Check each line of the data for "Estatal" and select those that have it.
::::::::
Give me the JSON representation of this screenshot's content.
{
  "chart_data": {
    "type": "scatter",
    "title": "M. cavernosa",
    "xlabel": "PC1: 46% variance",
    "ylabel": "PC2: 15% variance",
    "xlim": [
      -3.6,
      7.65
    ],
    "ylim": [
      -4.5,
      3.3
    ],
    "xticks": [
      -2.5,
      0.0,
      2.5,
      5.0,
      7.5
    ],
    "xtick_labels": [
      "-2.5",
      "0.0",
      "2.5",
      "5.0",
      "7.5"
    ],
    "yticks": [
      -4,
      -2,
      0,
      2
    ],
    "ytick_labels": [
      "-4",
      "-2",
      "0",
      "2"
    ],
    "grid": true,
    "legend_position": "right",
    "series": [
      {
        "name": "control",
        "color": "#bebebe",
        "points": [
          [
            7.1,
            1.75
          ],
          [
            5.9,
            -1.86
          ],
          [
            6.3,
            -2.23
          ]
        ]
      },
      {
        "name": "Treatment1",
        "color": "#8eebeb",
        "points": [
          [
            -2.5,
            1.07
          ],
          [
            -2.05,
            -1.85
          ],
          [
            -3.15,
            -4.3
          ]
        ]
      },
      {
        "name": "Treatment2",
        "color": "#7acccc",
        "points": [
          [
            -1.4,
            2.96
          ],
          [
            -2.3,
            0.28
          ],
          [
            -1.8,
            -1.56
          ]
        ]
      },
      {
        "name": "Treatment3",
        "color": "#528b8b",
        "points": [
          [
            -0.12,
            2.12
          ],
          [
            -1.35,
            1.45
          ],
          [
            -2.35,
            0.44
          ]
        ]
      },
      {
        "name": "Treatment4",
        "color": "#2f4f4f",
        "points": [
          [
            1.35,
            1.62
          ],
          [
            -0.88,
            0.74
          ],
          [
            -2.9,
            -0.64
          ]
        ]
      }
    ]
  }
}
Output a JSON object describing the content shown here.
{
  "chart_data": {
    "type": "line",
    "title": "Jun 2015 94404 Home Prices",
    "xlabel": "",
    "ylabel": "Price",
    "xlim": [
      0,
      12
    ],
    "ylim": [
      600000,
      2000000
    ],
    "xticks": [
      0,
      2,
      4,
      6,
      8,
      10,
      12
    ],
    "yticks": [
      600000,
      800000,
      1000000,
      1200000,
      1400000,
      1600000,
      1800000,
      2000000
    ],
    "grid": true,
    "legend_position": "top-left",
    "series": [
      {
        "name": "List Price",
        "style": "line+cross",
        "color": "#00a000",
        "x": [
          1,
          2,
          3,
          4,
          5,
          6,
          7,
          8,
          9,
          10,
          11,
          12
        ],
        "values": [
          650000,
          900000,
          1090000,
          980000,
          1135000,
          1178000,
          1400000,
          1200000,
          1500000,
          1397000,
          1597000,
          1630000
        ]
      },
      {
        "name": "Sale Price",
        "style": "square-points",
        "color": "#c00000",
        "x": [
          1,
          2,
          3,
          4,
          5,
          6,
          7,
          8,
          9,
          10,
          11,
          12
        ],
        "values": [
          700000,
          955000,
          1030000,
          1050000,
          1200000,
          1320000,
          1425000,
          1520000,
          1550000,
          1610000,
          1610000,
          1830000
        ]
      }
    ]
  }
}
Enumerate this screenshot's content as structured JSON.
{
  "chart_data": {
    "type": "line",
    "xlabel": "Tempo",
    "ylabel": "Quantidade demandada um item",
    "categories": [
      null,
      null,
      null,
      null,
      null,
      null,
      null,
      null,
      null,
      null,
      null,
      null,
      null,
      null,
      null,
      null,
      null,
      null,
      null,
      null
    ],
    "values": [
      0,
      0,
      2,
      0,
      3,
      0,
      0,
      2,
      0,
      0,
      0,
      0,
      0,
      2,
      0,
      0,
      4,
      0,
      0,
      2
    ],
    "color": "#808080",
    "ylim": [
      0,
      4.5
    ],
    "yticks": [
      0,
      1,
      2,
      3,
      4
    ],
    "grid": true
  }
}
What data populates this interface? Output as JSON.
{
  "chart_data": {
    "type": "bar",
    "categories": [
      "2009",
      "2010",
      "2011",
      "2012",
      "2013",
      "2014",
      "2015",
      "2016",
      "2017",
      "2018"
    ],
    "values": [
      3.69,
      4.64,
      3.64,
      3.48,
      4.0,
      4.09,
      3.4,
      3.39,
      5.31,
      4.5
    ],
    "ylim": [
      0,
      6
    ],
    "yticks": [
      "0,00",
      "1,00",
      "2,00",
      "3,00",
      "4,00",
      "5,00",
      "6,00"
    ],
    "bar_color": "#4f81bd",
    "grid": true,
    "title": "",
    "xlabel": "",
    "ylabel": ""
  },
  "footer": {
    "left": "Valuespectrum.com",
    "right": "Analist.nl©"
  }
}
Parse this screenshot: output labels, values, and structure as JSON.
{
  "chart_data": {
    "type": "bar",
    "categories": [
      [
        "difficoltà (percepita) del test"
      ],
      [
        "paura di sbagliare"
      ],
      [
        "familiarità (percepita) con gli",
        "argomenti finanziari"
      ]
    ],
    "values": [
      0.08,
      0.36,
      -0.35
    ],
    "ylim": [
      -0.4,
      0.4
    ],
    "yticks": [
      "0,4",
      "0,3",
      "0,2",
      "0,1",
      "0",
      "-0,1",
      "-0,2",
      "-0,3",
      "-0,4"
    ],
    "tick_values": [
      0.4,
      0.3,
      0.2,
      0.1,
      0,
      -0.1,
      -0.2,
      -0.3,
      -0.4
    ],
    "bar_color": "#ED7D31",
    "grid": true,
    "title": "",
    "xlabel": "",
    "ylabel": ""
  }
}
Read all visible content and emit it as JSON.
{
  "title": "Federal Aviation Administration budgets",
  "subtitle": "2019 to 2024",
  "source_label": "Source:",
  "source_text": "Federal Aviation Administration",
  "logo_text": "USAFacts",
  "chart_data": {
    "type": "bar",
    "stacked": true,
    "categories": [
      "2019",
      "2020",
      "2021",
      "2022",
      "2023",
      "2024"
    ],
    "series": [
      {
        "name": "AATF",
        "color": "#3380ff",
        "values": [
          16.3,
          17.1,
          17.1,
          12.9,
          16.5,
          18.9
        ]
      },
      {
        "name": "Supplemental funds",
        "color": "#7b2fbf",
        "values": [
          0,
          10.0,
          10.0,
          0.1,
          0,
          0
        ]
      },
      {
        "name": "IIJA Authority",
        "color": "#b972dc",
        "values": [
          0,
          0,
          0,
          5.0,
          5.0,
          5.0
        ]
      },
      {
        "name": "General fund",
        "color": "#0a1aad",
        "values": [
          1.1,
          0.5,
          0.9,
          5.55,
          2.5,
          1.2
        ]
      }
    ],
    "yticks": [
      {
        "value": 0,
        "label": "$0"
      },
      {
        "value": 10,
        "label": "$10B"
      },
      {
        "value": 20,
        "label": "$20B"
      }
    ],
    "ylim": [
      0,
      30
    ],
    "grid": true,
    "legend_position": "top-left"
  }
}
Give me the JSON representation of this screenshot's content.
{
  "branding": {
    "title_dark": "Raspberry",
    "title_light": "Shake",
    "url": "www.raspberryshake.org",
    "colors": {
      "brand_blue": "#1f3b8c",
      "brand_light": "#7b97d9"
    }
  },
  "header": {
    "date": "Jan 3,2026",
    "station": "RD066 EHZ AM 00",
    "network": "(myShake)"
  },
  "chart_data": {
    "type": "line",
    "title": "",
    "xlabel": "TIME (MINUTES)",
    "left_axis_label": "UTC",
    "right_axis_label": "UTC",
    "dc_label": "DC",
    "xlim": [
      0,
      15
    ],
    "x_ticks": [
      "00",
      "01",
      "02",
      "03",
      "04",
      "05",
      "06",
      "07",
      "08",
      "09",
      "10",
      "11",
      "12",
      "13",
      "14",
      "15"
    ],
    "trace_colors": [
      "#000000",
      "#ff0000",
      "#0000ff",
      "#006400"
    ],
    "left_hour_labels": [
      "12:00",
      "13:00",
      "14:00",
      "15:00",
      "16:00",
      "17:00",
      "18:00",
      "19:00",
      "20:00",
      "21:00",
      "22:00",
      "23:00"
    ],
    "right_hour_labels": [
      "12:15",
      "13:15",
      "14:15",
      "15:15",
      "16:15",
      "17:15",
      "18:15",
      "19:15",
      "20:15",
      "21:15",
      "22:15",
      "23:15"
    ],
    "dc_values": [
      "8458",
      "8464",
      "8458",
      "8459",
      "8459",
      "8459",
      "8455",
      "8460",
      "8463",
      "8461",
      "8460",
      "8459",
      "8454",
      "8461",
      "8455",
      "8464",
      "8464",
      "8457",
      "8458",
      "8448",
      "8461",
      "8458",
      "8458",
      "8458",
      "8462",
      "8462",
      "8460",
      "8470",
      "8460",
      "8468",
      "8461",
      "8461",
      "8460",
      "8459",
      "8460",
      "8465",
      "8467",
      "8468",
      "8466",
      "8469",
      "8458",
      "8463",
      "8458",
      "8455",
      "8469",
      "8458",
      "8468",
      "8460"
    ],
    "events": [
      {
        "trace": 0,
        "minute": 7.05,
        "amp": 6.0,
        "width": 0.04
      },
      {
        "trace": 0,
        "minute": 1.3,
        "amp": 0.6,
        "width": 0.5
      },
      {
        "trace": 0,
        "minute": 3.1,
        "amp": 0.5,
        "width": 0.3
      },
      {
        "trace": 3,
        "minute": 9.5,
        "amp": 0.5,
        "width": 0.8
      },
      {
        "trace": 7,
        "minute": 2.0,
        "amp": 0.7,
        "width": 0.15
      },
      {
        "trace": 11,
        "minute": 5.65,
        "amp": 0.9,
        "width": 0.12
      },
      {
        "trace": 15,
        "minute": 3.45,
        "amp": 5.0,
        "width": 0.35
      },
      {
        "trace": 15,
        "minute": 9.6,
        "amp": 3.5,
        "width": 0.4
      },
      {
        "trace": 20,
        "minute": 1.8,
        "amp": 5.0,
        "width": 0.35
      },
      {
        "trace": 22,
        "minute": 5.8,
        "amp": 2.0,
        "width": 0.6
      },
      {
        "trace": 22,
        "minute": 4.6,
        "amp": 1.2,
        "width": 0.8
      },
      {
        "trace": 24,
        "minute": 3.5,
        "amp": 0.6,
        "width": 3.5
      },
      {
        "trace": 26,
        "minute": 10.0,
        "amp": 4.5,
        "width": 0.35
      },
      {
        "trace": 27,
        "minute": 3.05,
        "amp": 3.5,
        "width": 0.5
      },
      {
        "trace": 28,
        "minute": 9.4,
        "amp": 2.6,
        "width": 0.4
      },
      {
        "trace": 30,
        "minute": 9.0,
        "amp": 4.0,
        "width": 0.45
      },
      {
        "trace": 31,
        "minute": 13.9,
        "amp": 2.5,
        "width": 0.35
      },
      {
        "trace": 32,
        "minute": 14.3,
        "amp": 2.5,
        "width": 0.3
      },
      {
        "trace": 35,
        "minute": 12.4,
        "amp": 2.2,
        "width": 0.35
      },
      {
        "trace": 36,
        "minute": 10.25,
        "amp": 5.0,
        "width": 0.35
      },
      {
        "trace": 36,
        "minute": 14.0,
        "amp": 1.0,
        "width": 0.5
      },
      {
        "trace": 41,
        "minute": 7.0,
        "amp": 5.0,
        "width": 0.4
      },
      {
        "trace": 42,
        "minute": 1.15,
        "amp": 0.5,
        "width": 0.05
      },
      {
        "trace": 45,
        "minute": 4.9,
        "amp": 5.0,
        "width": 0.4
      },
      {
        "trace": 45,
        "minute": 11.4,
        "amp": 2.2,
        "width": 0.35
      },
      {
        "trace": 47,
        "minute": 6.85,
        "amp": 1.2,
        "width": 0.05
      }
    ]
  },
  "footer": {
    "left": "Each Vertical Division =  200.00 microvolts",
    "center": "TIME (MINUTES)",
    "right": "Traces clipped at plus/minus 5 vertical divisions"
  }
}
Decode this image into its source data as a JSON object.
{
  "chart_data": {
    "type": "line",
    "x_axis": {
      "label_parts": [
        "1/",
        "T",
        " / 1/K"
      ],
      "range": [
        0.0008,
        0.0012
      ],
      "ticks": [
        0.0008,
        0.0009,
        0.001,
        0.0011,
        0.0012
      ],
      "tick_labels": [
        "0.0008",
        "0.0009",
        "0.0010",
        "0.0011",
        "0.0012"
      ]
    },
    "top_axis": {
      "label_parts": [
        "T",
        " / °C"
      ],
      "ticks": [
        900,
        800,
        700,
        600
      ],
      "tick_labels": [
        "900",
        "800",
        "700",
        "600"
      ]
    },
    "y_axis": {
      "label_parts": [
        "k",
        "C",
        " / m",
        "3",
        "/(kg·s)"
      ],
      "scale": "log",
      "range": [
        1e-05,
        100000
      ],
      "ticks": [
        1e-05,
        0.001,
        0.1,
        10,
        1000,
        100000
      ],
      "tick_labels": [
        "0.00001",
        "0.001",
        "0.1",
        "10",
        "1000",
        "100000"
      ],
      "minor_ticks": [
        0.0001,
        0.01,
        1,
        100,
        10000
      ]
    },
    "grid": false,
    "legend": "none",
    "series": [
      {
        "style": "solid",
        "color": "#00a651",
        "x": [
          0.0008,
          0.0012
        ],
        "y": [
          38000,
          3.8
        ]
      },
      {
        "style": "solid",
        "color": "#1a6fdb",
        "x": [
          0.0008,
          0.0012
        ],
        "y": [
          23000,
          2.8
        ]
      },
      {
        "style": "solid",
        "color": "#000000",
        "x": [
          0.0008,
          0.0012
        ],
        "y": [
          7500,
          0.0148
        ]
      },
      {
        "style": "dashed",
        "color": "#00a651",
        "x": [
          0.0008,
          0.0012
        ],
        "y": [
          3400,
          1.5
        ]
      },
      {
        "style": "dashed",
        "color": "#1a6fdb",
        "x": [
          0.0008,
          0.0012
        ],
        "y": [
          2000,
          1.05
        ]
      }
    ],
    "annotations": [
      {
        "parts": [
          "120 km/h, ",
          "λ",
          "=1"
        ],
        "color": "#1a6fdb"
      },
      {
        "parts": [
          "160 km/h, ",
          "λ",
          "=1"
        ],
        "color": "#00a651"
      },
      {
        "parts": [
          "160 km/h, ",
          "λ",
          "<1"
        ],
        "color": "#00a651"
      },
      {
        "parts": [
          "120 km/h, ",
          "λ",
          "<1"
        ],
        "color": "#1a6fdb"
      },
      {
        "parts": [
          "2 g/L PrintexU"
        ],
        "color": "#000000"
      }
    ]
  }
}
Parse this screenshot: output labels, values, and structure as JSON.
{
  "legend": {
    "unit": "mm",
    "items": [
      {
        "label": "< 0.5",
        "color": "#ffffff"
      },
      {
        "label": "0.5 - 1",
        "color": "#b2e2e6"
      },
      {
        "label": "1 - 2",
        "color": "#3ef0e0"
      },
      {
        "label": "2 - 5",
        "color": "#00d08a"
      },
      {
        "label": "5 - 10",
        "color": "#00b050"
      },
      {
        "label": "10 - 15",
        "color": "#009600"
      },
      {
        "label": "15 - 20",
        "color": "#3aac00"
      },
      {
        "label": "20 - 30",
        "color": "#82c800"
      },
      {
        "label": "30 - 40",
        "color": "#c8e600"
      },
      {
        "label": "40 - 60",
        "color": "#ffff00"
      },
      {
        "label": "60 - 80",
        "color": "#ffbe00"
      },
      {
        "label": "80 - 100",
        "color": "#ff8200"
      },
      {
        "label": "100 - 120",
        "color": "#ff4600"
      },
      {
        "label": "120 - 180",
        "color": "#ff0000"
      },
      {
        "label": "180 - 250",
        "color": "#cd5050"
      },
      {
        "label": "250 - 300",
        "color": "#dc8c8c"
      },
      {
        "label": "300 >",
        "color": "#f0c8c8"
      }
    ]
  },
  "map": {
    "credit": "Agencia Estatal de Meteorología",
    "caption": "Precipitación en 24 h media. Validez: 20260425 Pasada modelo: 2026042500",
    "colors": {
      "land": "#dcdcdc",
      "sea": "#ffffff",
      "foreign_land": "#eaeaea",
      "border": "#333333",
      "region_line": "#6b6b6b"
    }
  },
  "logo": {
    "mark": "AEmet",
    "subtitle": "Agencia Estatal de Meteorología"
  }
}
::::::::
Result of this task
    "credit": "Agencia Estatal de Meteorología",
    "subtitle": "Agencia Estatal de Meteorología"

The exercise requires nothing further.